**RECORD EXTRACTS:**
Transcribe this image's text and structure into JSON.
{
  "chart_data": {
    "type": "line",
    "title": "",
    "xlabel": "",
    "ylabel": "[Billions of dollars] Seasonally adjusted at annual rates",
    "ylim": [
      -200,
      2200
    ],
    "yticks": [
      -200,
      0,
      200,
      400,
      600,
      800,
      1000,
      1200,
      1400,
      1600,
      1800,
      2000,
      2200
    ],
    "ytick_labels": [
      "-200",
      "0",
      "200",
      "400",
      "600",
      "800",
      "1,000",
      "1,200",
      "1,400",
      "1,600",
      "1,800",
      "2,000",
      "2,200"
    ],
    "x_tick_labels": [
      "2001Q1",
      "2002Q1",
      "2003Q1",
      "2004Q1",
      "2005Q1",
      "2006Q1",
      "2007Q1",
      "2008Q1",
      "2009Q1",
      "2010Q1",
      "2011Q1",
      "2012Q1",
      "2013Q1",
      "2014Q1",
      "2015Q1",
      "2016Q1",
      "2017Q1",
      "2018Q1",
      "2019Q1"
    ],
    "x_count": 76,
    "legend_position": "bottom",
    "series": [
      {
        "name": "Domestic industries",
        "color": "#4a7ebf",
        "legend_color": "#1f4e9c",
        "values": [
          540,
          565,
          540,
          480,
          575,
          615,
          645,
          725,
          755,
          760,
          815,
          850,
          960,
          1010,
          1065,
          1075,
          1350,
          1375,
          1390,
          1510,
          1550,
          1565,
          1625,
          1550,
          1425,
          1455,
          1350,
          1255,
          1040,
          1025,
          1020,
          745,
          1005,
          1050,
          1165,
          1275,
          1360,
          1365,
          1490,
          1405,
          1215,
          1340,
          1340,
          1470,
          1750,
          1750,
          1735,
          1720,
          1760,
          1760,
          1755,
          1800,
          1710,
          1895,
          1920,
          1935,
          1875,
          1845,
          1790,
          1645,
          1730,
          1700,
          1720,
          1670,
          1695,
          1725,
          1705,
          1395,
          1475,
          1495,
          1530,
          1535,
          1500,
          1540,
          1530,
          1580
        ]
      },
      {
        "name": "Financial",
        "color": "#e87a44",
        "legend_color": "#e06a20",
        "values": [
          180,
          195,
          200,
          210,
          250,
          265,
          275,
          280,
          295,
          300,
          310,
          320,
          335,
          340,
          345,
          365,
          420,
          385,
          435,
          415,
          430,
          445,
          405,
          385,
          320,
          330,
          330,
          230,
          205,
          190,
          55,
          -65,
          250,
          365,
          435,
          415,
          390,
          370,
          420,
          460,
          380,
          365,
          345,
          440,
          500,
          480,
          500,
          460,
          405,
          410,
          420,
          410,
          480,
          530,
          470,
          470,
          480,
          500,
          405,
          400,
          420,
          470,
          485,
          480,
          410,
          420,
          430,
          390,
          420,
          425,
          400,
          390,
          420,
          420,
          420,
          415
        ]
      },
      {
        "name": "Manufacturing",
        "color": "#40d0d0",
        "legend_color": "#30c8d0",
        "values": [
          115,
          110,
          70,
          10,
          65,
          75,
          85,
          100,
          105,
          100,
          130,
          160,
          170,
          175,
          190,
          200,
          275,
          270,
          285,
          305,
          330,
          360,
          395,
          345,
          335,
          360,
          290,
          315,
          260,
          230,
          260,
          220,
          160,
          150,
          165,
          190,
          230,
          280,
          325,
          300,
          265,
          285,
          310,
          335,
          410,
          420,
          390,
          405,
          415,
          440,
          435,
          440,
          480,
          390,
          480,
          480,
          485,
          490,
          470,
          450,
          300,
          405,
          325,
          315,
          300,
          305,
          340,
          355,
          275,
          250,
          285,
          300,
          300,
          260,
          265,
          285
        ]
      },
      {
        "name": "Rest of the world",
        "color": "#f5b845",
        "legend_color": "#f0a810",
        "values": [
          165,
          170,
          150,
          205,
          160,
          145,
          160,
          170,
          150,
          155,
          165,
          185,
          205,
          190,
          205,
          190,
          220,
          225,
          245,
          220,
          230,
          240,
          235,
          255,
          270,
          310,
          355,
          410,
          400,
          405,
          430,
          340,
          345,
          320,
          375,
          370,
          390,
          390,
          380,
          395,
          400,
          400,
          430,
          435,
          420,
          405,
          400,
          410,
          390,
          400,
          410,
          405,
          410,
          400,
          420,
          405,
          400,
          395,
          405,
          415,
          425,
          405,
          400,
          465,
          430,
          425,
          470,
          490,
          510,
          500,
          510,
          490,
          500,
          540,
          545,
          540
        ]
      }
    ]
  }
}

**DIRECTIONS FOR THIS TASK:**
Each line above that includes "name" should be shown.

**SOLVED PROBLEM:**
        "name": "Domestic industries",
        "name": "Financial",
        "name": "Manufacturing",
        "name": "Rest of the world",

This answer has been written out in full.